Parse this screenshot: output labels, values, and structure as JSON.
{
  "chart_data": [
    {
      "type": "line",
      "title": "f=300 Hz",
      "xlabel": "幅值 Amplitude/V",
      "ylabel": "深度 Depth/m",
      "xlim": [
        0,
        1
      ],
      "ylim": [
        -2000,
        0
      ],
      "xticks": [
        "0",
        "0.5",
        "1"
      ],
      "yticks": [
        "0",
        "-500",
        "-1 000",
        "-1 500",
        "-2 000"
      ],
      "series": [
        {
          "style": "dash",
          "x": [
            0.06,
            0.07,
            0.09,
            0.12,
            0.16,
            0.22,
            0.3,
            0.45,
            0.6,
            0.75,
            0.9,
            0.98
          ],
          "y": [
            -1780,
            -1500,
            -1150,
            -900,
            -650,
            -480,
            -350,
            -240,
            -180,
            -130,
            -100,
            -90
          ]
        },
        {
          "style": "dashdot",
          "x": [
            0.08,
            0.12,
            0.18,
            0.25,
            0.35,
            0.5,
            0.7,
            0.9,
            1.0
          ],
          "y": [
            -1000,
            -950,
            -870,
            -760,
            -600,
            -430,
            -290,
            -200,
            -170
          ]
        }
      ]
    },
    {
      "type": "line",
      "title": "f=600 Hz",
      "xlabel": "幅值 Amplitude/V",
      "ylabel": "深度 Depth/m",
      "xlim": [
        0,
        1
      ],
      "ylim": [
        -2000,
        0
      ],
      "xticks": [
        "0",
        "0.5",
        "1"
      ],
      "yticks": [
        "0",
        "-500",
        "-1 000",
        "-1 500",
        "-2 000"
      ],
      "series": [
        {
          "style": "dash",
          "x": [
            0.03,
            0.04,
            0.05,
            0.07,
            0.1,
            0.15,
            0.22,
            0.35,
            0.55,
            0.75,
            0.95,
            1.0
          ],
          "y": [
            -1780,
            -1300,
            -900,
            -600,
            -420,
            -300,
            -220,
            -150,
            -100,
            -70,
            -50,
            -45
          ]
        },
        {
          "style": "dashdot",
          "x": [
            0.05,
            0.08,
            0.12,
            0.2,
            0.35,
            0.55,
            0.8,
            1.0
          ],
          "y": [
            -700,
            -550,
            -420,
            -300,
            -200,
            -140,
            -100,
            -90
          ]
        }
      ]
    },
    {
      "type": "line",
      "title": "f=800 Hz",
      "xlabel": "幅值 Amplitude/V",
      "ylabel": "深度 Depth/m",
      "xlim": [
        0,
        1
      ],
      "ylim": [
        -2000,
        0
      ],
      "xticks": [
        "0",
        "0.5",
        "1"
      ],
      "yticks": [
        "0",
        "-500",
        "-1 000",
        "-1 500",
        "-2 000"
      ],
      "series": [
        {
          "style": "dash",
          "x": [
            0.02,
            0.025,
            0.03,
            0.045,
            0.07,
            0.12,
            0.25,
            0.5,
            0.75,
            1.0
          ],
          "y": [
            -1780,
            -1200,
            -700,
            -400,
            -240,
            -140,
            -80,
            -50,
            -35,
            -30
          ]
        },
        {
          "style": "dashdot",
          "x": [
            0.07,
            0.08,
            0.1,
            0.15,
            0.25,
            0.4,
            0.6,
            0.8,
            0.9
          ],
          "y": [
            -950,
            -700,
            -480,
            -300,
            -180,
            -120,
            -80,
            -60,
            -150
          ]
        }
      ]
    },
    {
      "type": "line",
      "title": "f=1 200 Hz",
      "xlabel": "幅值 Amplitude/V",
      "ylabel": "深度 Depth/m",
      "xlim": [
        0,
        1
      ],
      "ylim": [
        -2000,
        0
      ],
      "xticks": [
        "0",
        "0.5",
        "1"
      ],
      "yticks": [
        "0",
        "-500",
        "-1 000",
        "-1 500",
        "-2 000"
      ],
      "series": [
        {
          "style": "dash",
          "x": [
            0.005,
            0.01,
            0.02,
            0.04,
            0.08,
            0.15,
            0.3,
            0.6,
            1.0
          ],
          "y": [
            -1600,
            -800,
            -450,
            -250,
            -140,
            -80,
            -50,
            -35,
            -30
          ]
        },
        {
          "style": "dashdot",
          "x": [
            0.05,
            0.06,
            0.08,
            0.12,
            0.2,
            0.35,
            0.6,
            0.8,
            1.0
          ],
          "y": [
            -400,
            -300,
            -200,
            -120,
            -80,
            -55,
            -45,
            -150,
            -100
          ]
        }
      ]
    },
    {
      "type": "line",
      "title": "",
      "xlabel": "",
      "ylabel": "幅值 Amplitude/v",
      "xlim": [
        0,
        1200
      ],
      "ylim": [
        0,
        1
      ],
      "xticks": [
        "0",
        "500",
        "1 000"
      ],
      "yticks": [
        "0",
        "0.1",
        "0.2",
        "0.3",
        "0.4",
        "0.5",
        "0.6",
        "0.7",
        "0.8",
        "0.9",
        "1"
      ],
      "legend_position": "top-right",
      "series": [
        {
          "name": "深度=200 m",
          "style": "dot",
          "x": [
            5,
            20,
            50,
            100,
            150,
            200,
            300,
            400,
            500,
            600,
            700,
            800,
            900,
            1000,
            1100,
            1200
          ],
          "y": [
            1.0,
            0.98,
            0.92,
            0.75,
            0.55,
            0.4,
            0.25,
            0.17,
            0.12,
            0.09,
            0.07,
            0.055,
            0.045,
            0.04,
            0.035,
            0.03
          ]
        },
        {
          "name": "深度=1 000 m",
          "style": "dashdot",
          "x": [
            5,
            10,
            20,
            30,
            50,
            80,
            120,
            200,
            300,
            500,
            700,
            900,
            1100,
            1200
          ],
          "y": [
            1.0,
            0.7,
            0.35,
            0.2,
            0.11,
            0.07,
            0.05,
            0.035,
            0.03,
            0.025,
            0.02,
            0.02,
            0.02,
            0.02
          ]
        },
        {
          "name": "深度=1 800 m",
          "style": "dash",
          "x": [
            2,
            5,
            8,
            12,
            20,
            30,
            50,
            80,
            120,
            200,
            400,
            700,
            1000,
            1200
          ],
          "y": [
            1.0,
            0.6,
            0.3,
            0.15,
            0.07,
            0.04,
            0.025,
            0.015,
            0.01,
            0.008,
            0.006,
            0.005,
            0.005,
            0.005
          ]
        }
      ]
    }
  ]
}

### Given request
Identify every line holding the word "name" and copy it out.

### Reply to the exercise
          "name": "深度=200 m",
          "name": "深度=1 000 m",
          "name": "深度=1 800 m",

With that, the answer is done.